→ **Instructions for the task**
Each entry needs to be restated exactly as written.

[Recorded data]
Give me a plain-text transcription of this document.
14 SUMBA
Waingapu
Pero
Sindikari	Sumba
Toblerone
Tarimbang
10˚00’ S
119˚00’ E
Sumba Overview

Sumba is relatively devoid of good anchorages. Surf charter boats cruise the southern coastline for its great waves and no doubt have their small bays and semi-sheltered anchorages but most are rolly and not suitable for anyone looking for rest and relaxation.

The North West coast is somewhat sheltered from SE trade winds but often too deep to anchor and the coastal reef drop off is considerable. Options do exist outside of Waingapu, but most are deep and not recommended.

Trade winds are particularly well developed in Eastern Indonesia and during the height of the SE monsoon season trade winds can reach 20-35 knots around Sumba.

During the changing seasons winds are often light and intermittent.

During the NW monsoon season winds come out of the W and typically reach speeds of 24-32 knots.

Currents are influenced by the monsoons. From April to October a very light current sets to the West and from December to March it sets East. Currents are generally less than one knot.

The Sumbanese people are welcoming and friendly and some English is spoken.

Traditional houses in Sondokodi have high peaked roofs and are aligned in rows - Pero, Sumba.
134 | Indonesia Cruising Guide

→ **Reply to the task**
Give me a plain-text transcription of this document.
14 SUMBA
Waingapu
Pero
Sindikari	Sumba
Toblerone
Tarimbang
10˚00’ S
119˚00’ E
Sumba Overview

Sumba is relatively devoid of good anchorages. Surf charter boats cruise the southern coastline for its great waves and no doubt have their small bays and semi-sheltered anchorages but most are rolly and not suitable for anyone looking for rest and relaxation.

The North West coast is somewhat sheltered from SE trade winds but often too deep to anchor and the coastal reef drop off is considerable. Options do exist outside of Waingapu, but most are deep and not recommended.

Trade winds are particularly well developed in Eastern Indonesia and during the height of the SE monsoon season trade winds can reach 20-35 knots around Sumba.

During the changing seasons winds are often light and intermittent.

During the NW monsoon season winds come out of the W and typically reach speeds of 24-32 knots.

Currents are influenced by the monsoons. From April to October a very light current sets to the West and from December to March it sets East. Currents are generally less than one knot.

The Sumbanese people are welcoming and friendly and some English is spoken.

Traditional houses in Sondokodi have high peaked roofs and are aligned in rows - Pero, Sumba.
134 | Indonesia Cruising Guide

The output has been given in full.